GIVEN TASK
All of the data that follows should be retyped exactly, please, except the pictures.

--- INPUT DATA ---

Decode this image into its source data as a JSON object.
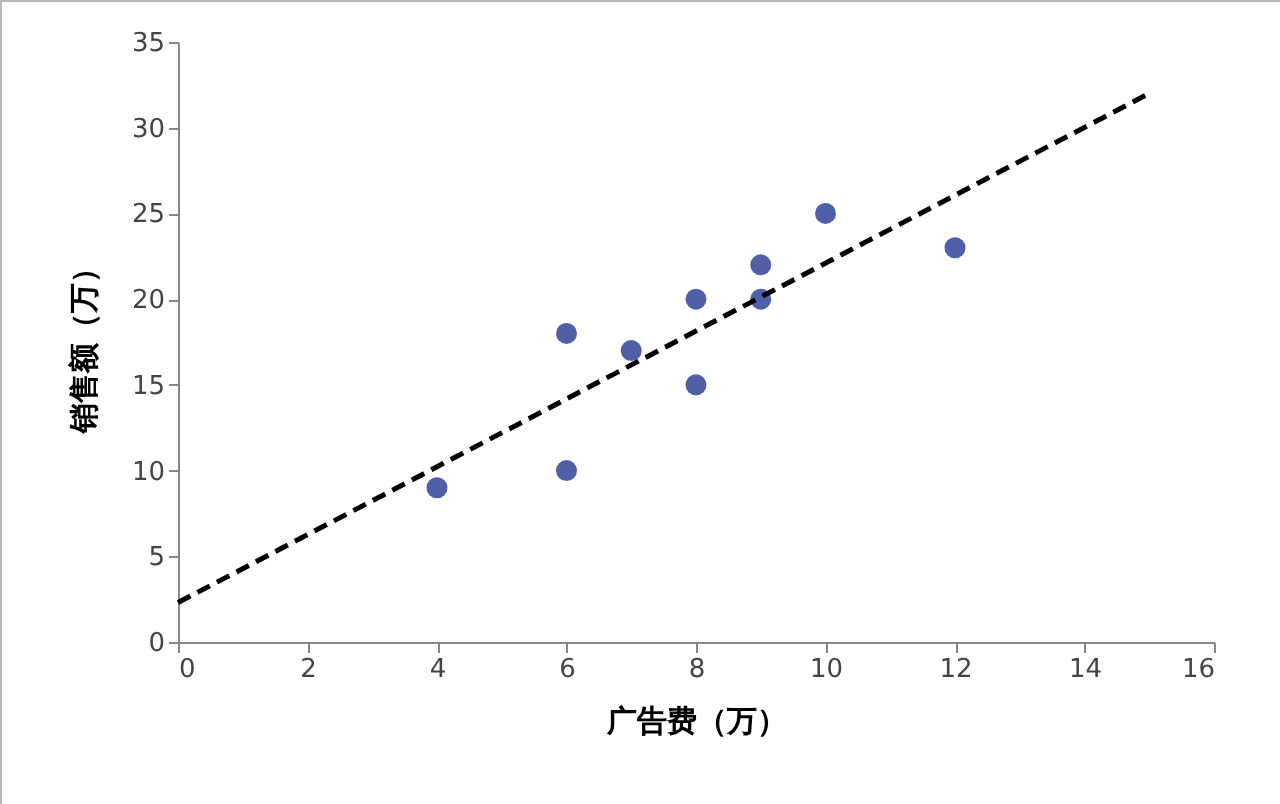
{
  "chart_data": {
    "type": "scatter",
    "xlabel": "广告费（万）",
    "ylabel": "销售额（万）",
    "xlim": [
      0,
      16
    ],
    "xticks": [
      0,
      2,
      4,
      6,
      8,
      10,
      12,
      14,
      16
    ],
    "ylim": [
      0,
      35
    ],
    "yticks": [
      0,
      5,
      10,
      15,
      20,
      25,
      30,
      35
    ],
    "series": [
      {
        "marker": "circle",
        "color": "#4f5fa8",
        "x": [
          4,
          6,
          6,
          7,
          8,
          8,
          9,
          9,
          10,
          12
        ],
        "values": [
          9,
          18,
          10,
          17,
          20,
          15,
          22,
          20,
          25,
          23
        ]
      },
      {
        "type": "line",
        "color": "#000000",
        "line_style": "dashed",
        "x": [
          0,
          15
        ],
        "values": [
          2.3,
          32
        ]
      }
    ]
  }
}
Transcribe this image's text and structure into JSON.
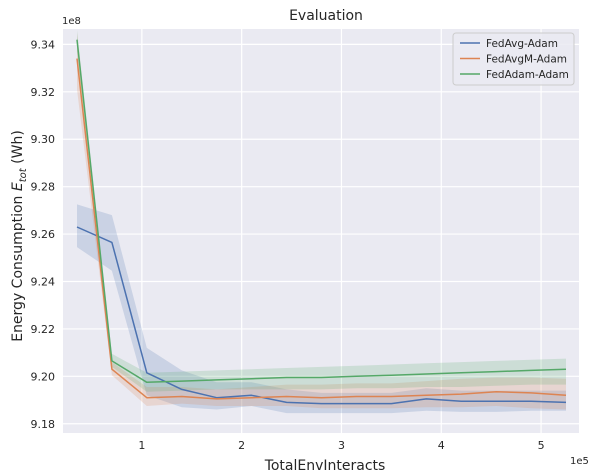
{
  "chart_data": {
    "type": "line",
    "title": "Evaluation",
    "xlabel": "TotalEnvInteracts",
    "ylabel_main": "Energy Consumption ",
    "ylabel_symbol": "E",
    "ylabel_sub": "tot",
    "ylabel_unit": " (Wh)",
    "x_multiplier_label": "1e5",
    "y_multiplier_label": "1e8",
    "xlim": [
      0.21,
      5.38
    ],
    "ylim": [
      9.1761,
      9.3465
    ],
    "xticks": [
      1,
      2,
      3,
      4,
      5
    ],
    "yticks": [
      9.18,
      9.2,
      9.22,
      9.24,
      9.26,
      9.28,
      9.3,
      9.32,
      9.34
    ],
    "ytick_labels": [
      "9.18",
      "9.20",
      "9.22",
      "9.24",
      "9.26",
      "9.28",
      "9.30",
      "9.32",
      "9.34"
    ],
    "grid": true,
    "legend_position": "top-right",
    "series": [
      {
        "name": "FedAvg-Adam",
        "color": "#4c72b0",
        "x": [
          0.35,
          0.7,
          1.05,
          1.4,
          1.75,
          2.1,
          2.45,
          2.8,
          3.15,
          3.5,
          3.85,
          4.2,
          4.55,
          4.9,
          5.25
        ],
        "y": [
          9.263,
          9.2565,
          9.2015,
          9.1945,
          9.191,
          9.192,
          9.189,
          9.1885,
          9.1885,
          9.1885,
          9.1905,
          9.1895,
          9.1895,
          9.1895,
          9.189
        ],
        "lower": [
          9.2545,
          9.2445,
          9.192,
          9.187,
          9.186,
          9.1875,
          9.1845,
          9.1845,
          9.1845,
          9.1845,
          9.1855,
          9.185,
          9.185,
          9.1855,
          9.1855
        ],
        "upper": [
          9.2725,
          9.268,
          9.212,
          9.2025,
          9.1975,
          9.1975,
          9.1945,
          9.193,
          9.193,
          9.193,
          9.195,
          9.194,
          9.194,
          9.194,
          9.194
        ]
      },
      {
        "name": "FedAvgM-Adam",
        "color": "#dd8452",
        "x": [
          0.35,
          0.7,
          1.05,
          1.4,
          1.75,
          2.1,
          2.45,
          2.8,
          3.15,
          3.5,
          3.85,
          4.2,
          4.55,
          4.9,
          5.25
        ],
        "y": [
          9.334,
          9.203,
          9.191,
          9.1915,
          9.1905,
          9.191,
          9.1915,
          9.191,
          9.1915,
          9.1915,
          9.192,
          9.1925,
          9.1935,
          9.193,
          9.192
        ],
        "lower": [
          9.321,
          9.2005,
          9.1875,
          9.1885,
          9.1875,
          9.1875,
          9.1875,
          9.1865,
          9.1865,
          9.1865,
          9.187,
          9.187,
          9.1875,
          9.1865,
          9.186
        ],
        "upper": [
          9.345,
          9.206,
          9.1955,
          9.1955,
          9.1945,
          9.1955,
          9.1965,
          9.1965,
          9.197,
          9.197,
          9.198,
          9.199,
          9.1995,
          9.1995,
          9.199
        ]
      },
      {
        "name": "FedAdam-Adam",
        "color": "#55a868",
        "x": [
          0.35,
          0.7,
          1.05,
          1.4,
          1.75,
          2.1,
          2.45,
          2.8,
          3.15,
          3.5,
          3.85,
          4.2,
          4.55,
          4.9,
          5.25
        ],
        "y": [
          9.342,
          9.2065,
          9.1975,
          9.198,
          9.1985,
          9.199,
          9.1995,
          9.1995,
          9.2,
          9.2005,
          9.201,
          9.2015,
          9.202,
          9.2025,
          9.203
        ],
        "lower": [
          9.337,
          9.204,
          9.1935,
          9.194,
          9.1945,
          9.1945,
          9.1945,
          9.1945,
          9.195,
          9.195,
          9.1955,
          9.1955,
          9.196,
          9.1965,
          9.1965
        ],
        "upper": [
          9.346,
          9.2095,
          9.2015,
          9.202,
          9.2025,
          9.203,
          9.2035,
          9.204,
          9.2045,
          9.205,
          9.2055,
          9.206,
          9.2065,
          9.207,
          9.2075
        ]
      }
    ]
  }
}
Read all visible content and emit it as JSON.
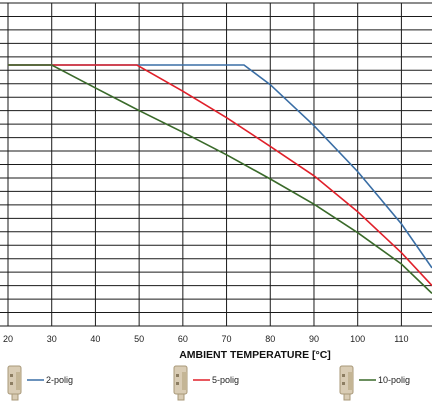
{
  "chart_data": {
    "type": "line",
    "title": "",
    "xlabel": "AMBIENT TEMPERATURE [°C]",
    "ylabel": "",
    "xlim": [
      20,
      117
    ],
    "x_ticks": [
      20,
      30,
      40,
      50,
      60,
      70,
      80,
      90,
      100,
      110
    ],
    "x_tick_labels": [
      "20",
      "30",
      "40",
      "50",
      "60",
      "70",
      "80",
      "90",
      "100",
      "110"
    ],
    "ylim": [
      0,
      1
    ],
    "grid": true,
    "legend_position": "bottom",
    "series": [
      {
        "name": "2-polig",
        "color": "#3a6ea5",
        "points": [
          [
            20,
            0.808
          ],
          [
            30,
            0.808
          ],
          [
            40,
            0.808
          ],
          [
            50,
            0.808
          ],
          [
            60,
            0.808
          ],
          [
            70,
            0.808
          ],
          [
            74,
            0.808
          ],
          [
            80,
            0.747
          ],
          [
            90,
            0.62
          ],
          [
            100,
            0.478
          ],
          [
            110,
            0.316
          ],
          [
            117,
            0.18
          ]
        ]
      },
      {
        "name": "5-polig",
        "color": "#e0202a",
        "points": [
          [
            20,
            0.808
          ],
          [
            30,
            0.808
          ],
          [
            40,
            0.808
          ],
          [
            49.5,
            0.808
          ],
          [
            60,
            0.727
          ],
          [
            70,
            0.645
          ],
          [
            80,
            0.556
          ],
          [
            90,
            0.465
          ],
          [
            100,
            0.354
          ],
          [
            110,
            0.227
          ],
          [
            117,
            0.125
          ]
        ]
      },
      {
        "name": "10-polig",
        "color": "#3a6a2a",
        "points": [
          [
            20,
            0.808
          ],
          [
            30,
            0.808
          ],
          [
            40,
            0.737
          ],
          [
            50,
            0.667
          ],
          [
            60,
            0.6
          ],
          [
            70,
            0.53
          ],
          [
            80,
            0.455
          ],
          [
            90,
            0.377
          ],
          [
            100,
            0.289
          ],
          [
            110,
            0.192
          ],
          [
            117,
            0.101
          ]
        ]
      }
    ]
  },
  "legend": [
    {
      "label": "2-polig",
      "color": "#3a6ea5"
    },
    {
      "label": "5-polig",
      "color": "#e0202a"
    },
    {
      "label": "10-polig",
      "color": "#3a6a2a"
    }
  ]
}
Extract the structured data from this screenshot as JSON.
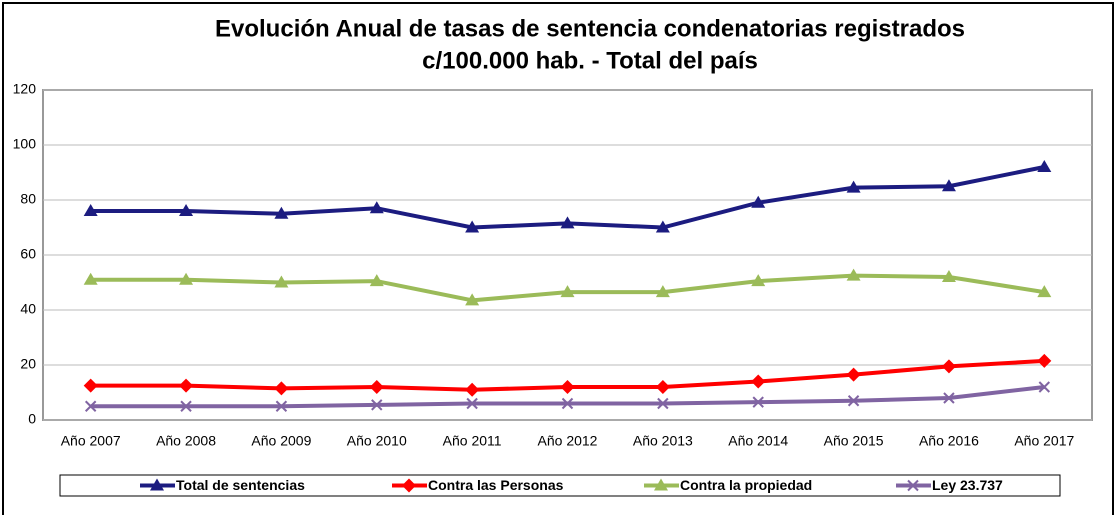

---

SOLUTION FOR THIS TASK
Decode this image into its source data as a JSON object.
{
  "chart_data": {
    "type": "scatter",
    "xlabel": "广告费（万）",
    "ylabel": "销售额（万）",
    "xlim": [
      0,
      16
    ],
    "xticks": [
      0,
      2,
      4,
      6,
      8,
      10,
      12,
      14,
      16
    ],
    "ylim": [
      0,
      35
    ],
    "yticks": [
      0,
      5,
      10,
      15,
      20,
      25,
      30,
      35
    ],
    "series": [
      {
        "marker": "circle",
        "color": "#4f5fa8",
        "x": [
          4,
          6,
          6,
          7,
          8,
          8,
          9,
          9,
          10,
          12
        ],
        "values": [
          9,
          18,
          10,
          17,
          20,
          15,
          22,
          20,
          25,
          23
        ]
      },
      {
        "type": "line",
        "color": "#000000",
        "line_style": "dashed",
        "x": [
          0,
          15
        ],
        "values": [
          2.3,
          32
        ]
      }
    ]
  }
}
Transcribe this image's text and structure into JSON.
{
  "chart_data": {
    "type": "line",
    "title": "Evaluation",
    "xlabel": "TotalEnvInteracts",
    "ylabel_main": "Energy Consumption ",
    "ylabel_symbol": "E",
    "ylabel_sub": "tot",
    "ylabel_unit": " (Wh)",
    "x_multiplier_label": "1e5",
    "y_multiplier_label": "1e8",
    "xlim": [
      0.21,
      5.38
    ],
    "ylim": [
      9.1761,
      9.3465
    ],
    "xticks": [
      1,
      2,
      3,
      4,
      5
    ],
    "yticks": [
      9.18,
      9.2,
      9.22,
      9.24,
      9.26,
      9.28,
      9.3,
      9.32,
      9.34
    ],
    "ytick_labels": [
      "9.18",
      "9.20",
      "9.22",
      "9.24",
      "9.26",
      "9.28",
      "9.30",
      "9.32",
      "9.34"
    ],
    "grid": true,
    "legend_position": "top-right",
    "series": [
      {
        "name": "FedAvg-Adam",
        "color": "#4c72b0",
        "x": [
          0.35,
          0.7,
          1.05,
          1.4,
          1.75,
          2.1,
          2.45,
          2.8,
          3.15,
          3.5,
          3.85,
          4.2,
          4.55,
          4.9,
          5.25
        ],
        "y": [
          9.263,
          9.2565,
          9.2015,
          9.1945,
          9.191,
          9.192,
          9.189,
          9.1885,
          9.1885,
          9.1885,
          9.1905,
          9.1895,
          9.1895,
          9.1895,
          9.189
        ],
        "lower": [
          9.2545,
          9.2445,
          9.192,
          9.187,
          9.186,
          9.1875,
          9.1845,
          9.1845,
          9.1845,
          9.1845,
          9.1855,
          9.185,
          9.185,
          9.1855,
          9.1855
        ],
        "upper": [
          9.2725,
          9.268,
          9.212,
          9.2025,
          9.1975,
          9.1975,
          9.1945,
          9.193,
          9.193,
          9.193,
          9.195,
          9.194,
          9.194,
          9.194,
          9.194
        ]
      },
      {
        "name": "FedAvgM-Adam",
        "color": "#dd8452",
        "x": [
          0.35,
          0.7,
          1.05,
          1.4,
          1.75,
          2.1,
          2.45,
          2.8,
          3.15,
          3.5,
          3.85,
          4.2,
          4.55,
          4.9,
          5.25
        ],
        "y": [
          9.334,
          9.203,
          9.191,
          9.1915,
          9.1905,
          9.191,
          9.1915,
          9.191,
          9.1915,
          9.1915,
          9.192,
          9.1925,
          9.1935,
          9.193,
          9.192
        ],
        "lower": [
          9.321,
          9.2005,
          9.1875,
          9.1885,
          9.1875,
          9.1875,
          9.1875,
          9.1865,
          9.1865,
          9.1865,
          9.187,
          9.187,
          9.1875,
          9.1865,
          9.186
        ],
        "upper": [
          9.345,
          9.206,
          9.1955,
          9.1955,
          9.1945,
          9.1955,
          9.1965,
          9.1965,
          9.197,
          9.197,
          9.198,
          9.199,
          9.1995,
          9.1995,
          9.199
        ]
      },
      {
        "name": "FedAdam-Adam",
        "color": "#55a868",
        "x": [
          0.35,
          0.7,
          1.05,
          1.4,
          1.75,
          2.1,
          2.45,
          2.8,
          3.15,
          3.5,
          3.85,
          4.2,
          4.55,
          4.9,
          5.25
        ],
        "y": [
          9.342,
          9.2065,
          9.1975,
          9.198,
          9.1985,
          9.199,
          9.1995,
          9.1995,
          9.2,
          9.2005,
          9.201,
          9.2015,
          9.202,
          9.2025,
          9.203
        ],
        "lower": [
          9.337,
          9.204,
          9.1935,
          9.194,
          9.1945,
          9.1945,
          9.1945,
          9.1945,
          9.195,
          9.195,
          9.1955,
          9.1955,
          9.196,
          9.1965,
          9.1965
        ],
        "upper": [
          9.346,
          9.2095,
          9.2015,
          9.202,
          9.2025,
          9.203,
          9.2035,
          9.204,
          9.2045,
          9.205,
          9.2055,
          9.206,
          9.2065,
          9.207,
          9.2075
        ]
      }
    ]
  }
}
Read all visible content and emit it as JSON.
{
  "chart_data": {
    "type": "line",
    "title": "",
    "xlabel": "AMBIENT TEMPERATURE [°C]",
    "ylabel": "",
    "xlim": [
      20,
      117
    ],
    "x_ticks": [
      20,
      30,
      40,
      50,
      60,
      70,
      80,
      90,
      100,
      110
    ],
    "x_tick_labels": [
      "20",
      "30",
      "40",
      "50",
      "60",
      "70",
      "80",
      "90",
      "100",
      "110"
    ],
    "ylim": [
      0,
      1
    ],
    "grid": true,
    "legend_position": "bottom",
    "series": [
      {
        "name": "2-polig",
        "color": "#3a6ea5",
        "points": [
          [
            20,
            0.808
          ],
          [
            30,
            0.808
          ],
          [
            40,
            0.808
          ],
          [
            50,
            0.808
          ],
          [
            60,
            0.808
          ],
          [
            70,
            0.808
          ],
          [
            74,
            0.808
          ],
          [
            80,
            0.747
          ],
          [
            90,
            0.62
          ],
          [
            100,
            0.478
          ],
          [
            110,
            0.316
          ],
          [
            117,
            0.18
          ]
        ]
      },
      {
        "name": "5-polig",
        "color": "#e0202a",
        "points": [
          [
            20,
            0.808
          ],
          [
            30,
            0.808
          ],
          [
            40,
            0.808
          ],
          [
            49.5,
            0.808
          ],
          [
            60,
            0.727
          ],
          [
            70,
            0.645
          ],
          [
            80,
            0.556
          ],
          [
            90,
            0.465
          ],
          [
            100,
            0.354
          ],
          [
            110,
            0.227
          ],
          [
            117,
            0.125
          ]
        ]
      },
      {
        "name": "10-polig",
        "color": "#3a6a2a",
        "points": [
          [
            20,
            0.808
          ],
          [
            30,
            0.808
          ],
          [
            40,
            0.737
          ],
          [
            50,
            0.667
          ],
          [
            60,
            0.6
          ],
          [
            70,
            0.53
          ],
          [
            80,
            0.455
          ],
          [
            90,
            0.377
          ],
          [
            100,
            0.289
          ],
          [
            110,
            0.192
          ],
          [
            117,
            0.101
          ]
        ]
      }
    ]
  },
  "legend": [
    {
      "label": "2-polig",
      "color": "#3a6ea5"
    },
    {
      "label": "5-polig",
      "color": "#e0202a"
    },
    {
      "label": "10-polig",
      "color": "#3a6a2a"
    }
  ]
}
Extract the structured data from this screenshot as JSON.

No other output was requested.